Every record that follows should be copied exactly. No picture belongs in the copy.

(Dataset listings of figures)
****
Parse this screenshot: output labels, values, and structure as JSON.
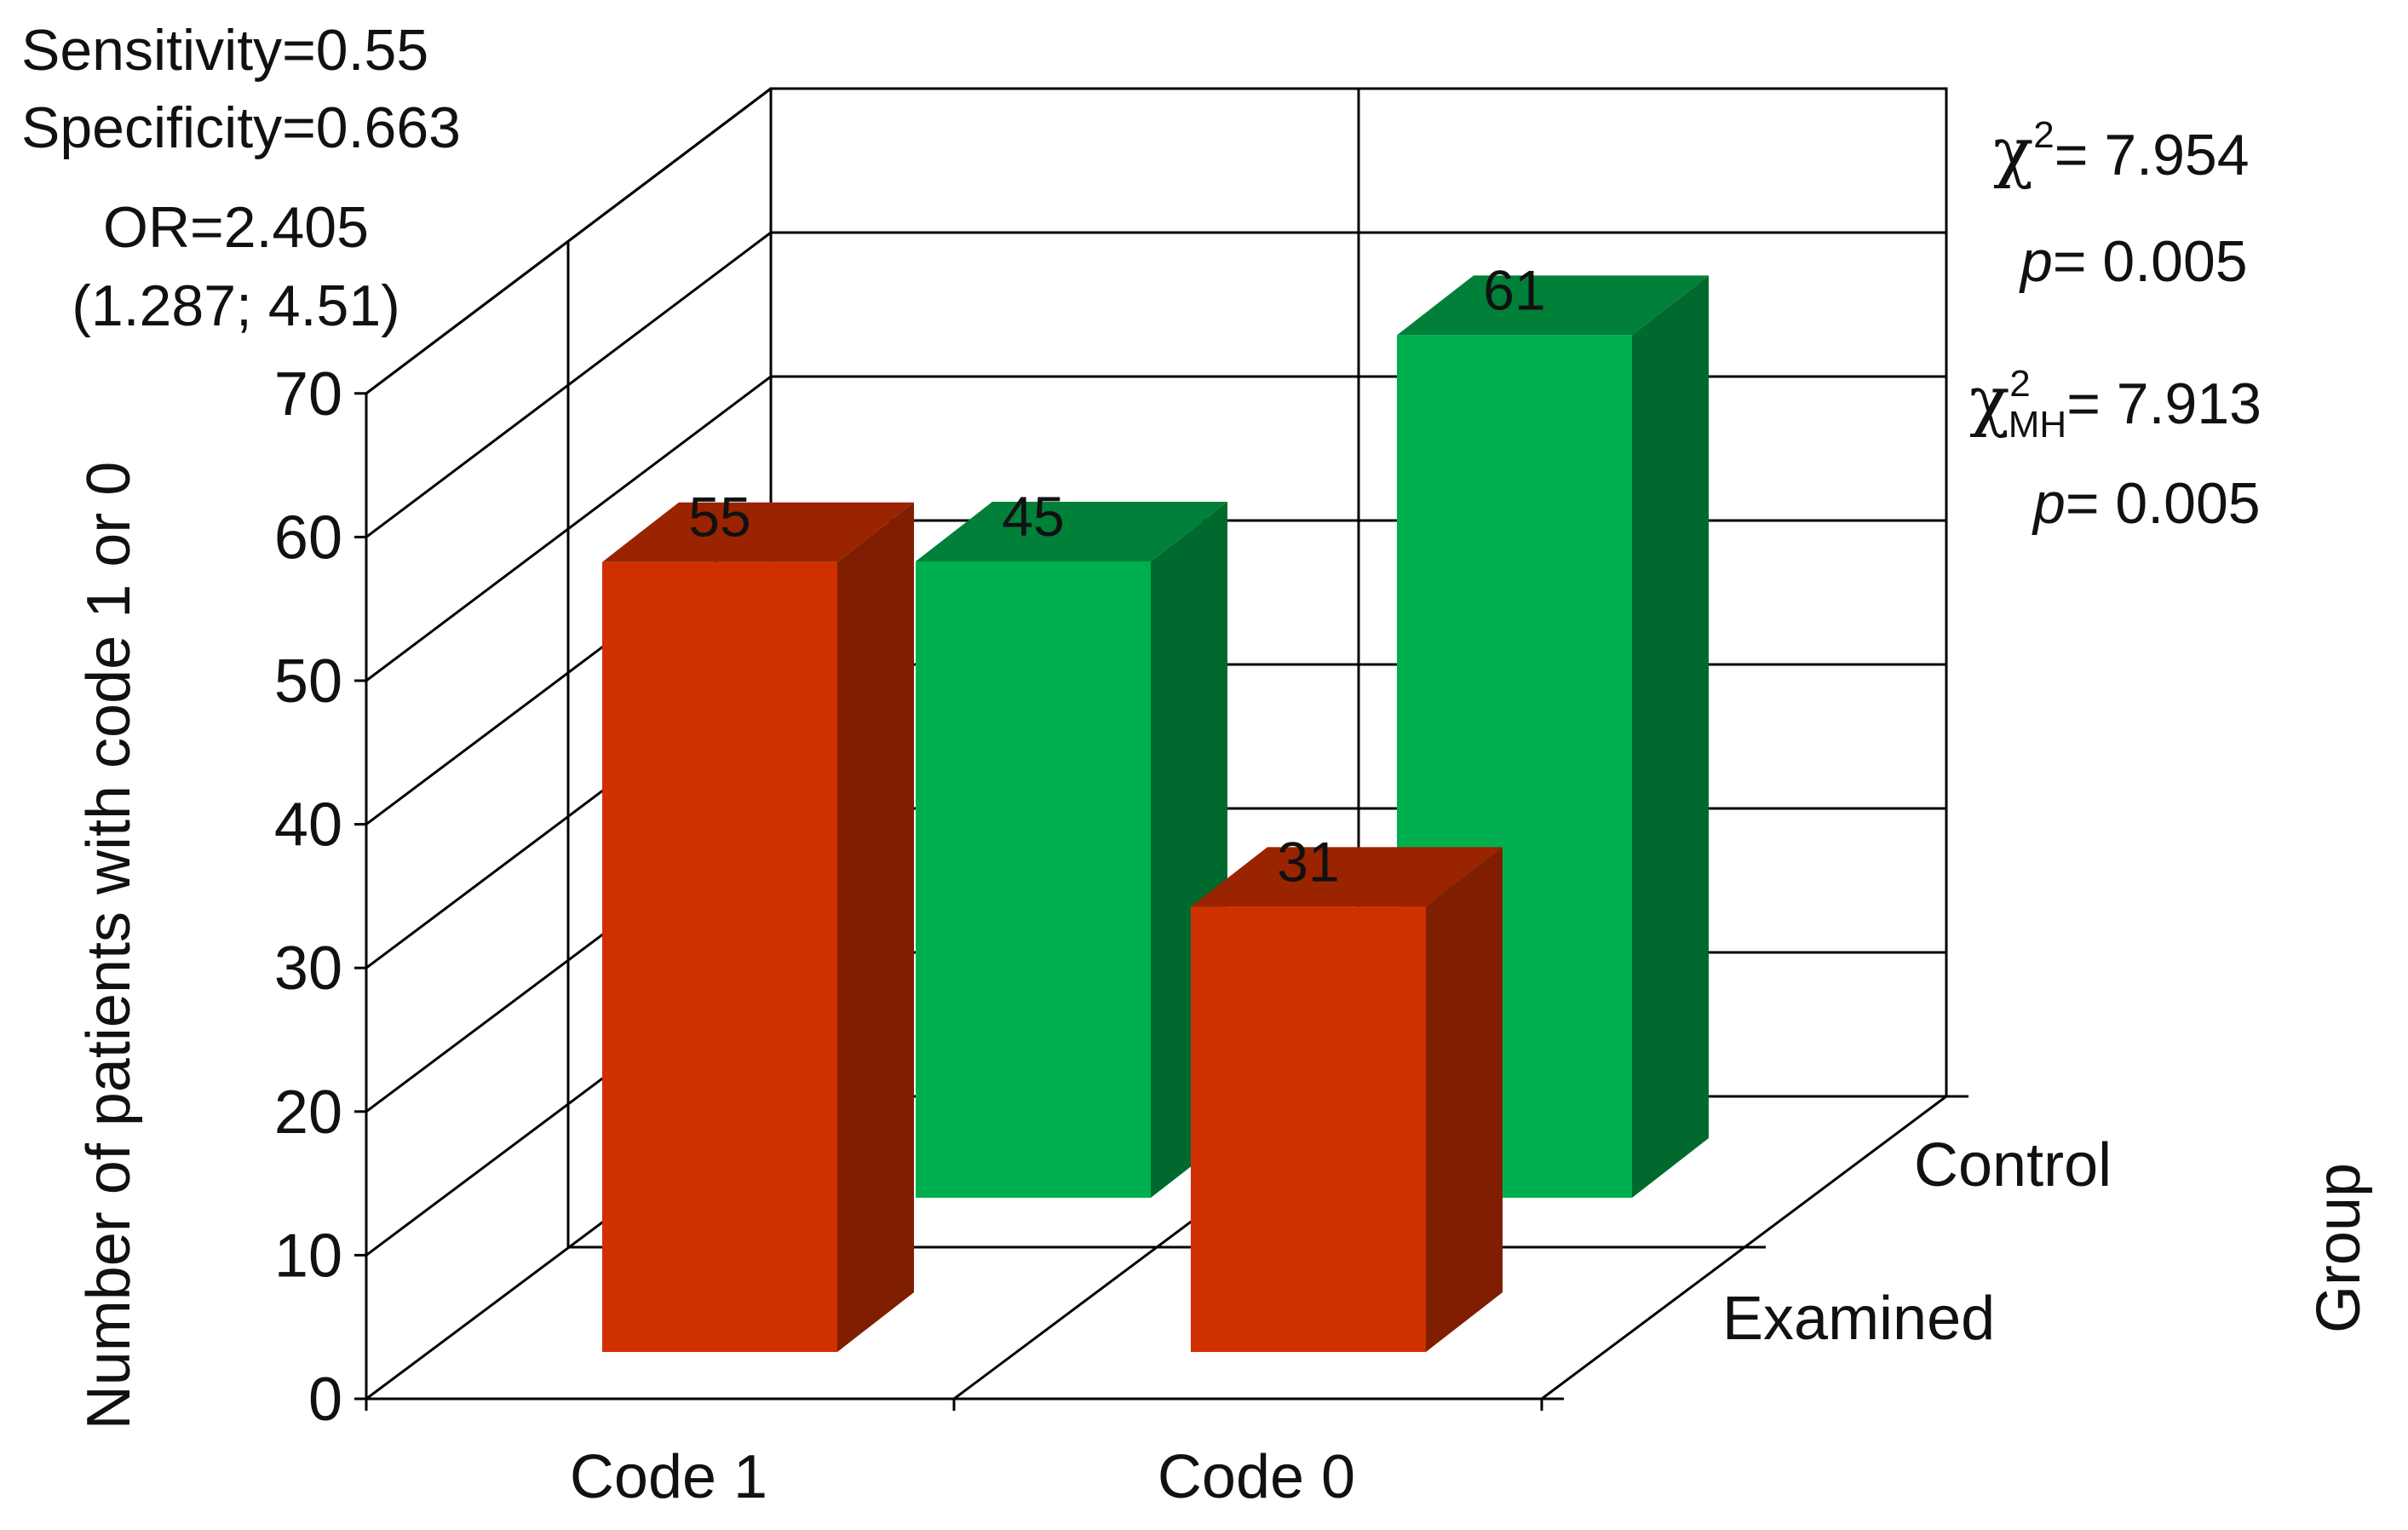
{
  "chart_data": {
    "type": "bar",
    "variant": "3d-clustered",
    "categories": [
      "Code 1",
      "Code 0"
    ],
    "series": [
      {
        "name": "Examined",
        "values": [
          55,
          31
        ],
        "color": "#d03000",
        "side_color": "#7f1e00",
        "top_color": "#9a2400"
      },
      {
        "name": "Control",
        "values": [
          45,
          61
        ],
        "color": "#00b050",
        "side_color": "#006a2e",
        "top_color": "#008038"
      }
    ],
    "ylabel": "Number of patients with code 1 or 0",
    "zlabel": "Group",
    "ylim": [
      0,
      70
    ],
    "yticks": [
      "0",
      "10",
      "20",
      "30",
      "40",
      "50",
      "60",
      "70"
    ],
    "grid": true,
    "legend": "none",
    "annotations_left": [
      "Sensitivity=0.55",
      "Specificity=0.663",
      "OR=2.405",
      "(1.287; 4.51)"
    ],
    "annotations_right": {
      "chi2_symbol": "χ",
      "chi2_sup": "2",
      "chi2_value": "= 7.954",
      "p1_symbol": "p",
      "p1_value": "= 0.005",
      "chi2mh_symbol": "χ",
      "chi2mh_sup": "2",
      "chi2mh_sub": "MH",
      "chi2mh_value": "= 7.913",
      "p2_symbol": "p",
      "p2_value": "= 0.005"
    }
  }
}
****
■ RESPONSE TO THE EXERCISE:
Parse this screenshot: output labels, values, and structure as JSON.
{
  "chart_data": {
    "type": "bar",
    "variant": "3d-clustered",
    "categories": [
      "Code 1",
      "Code 0"
    ],
    "series": [
      {
        "name": "Examined",
        "values": [
          55,
          31
        ],
        "color": "#d03000",
        "side_color": "#7f1e00",
        "top_color": "#9a2400"
      },
      {
        "name": "Control",
        "values": [
          45,
          61
        ],
        "color": "#00b050",
        "side_color": "#006a2e",
        "top_color": "#008038"
      }
    ],
    "ylabel": "Number of patients with code 1 or 0",
    "zlabel": "Group",
    "ylim": [
      0,
      70
    ],
    "yticks": [
      "0",
      "10",
      "20",
      "30",
      "40",
      "50",
      "60",
      "70"
    ],
    "grid": true,
    "legend": "none",
    "annotations_left": [
      "Sensitivity=0.55",
      "Specificity=0.663",
      "OR=2.405",
      "(1.287; 4.51)"
    ],
    "annotations_right": {
      "chi2_symbol": "χ",
      "chi2_sup": "2",
      "chi2_value": "= 7.954",
      "p1_symbol": "p",
      "p1_value": "= 0.005",
      "chi2mh_symbol": "χ",
      "chi2mh_sup": "2",
      "chi2mh_sub": "MH",
      "chi2mh_value": "= 7.913",
      "p2_symbol": "p",
      "p2_value": "= 0.005"
    }
  }
}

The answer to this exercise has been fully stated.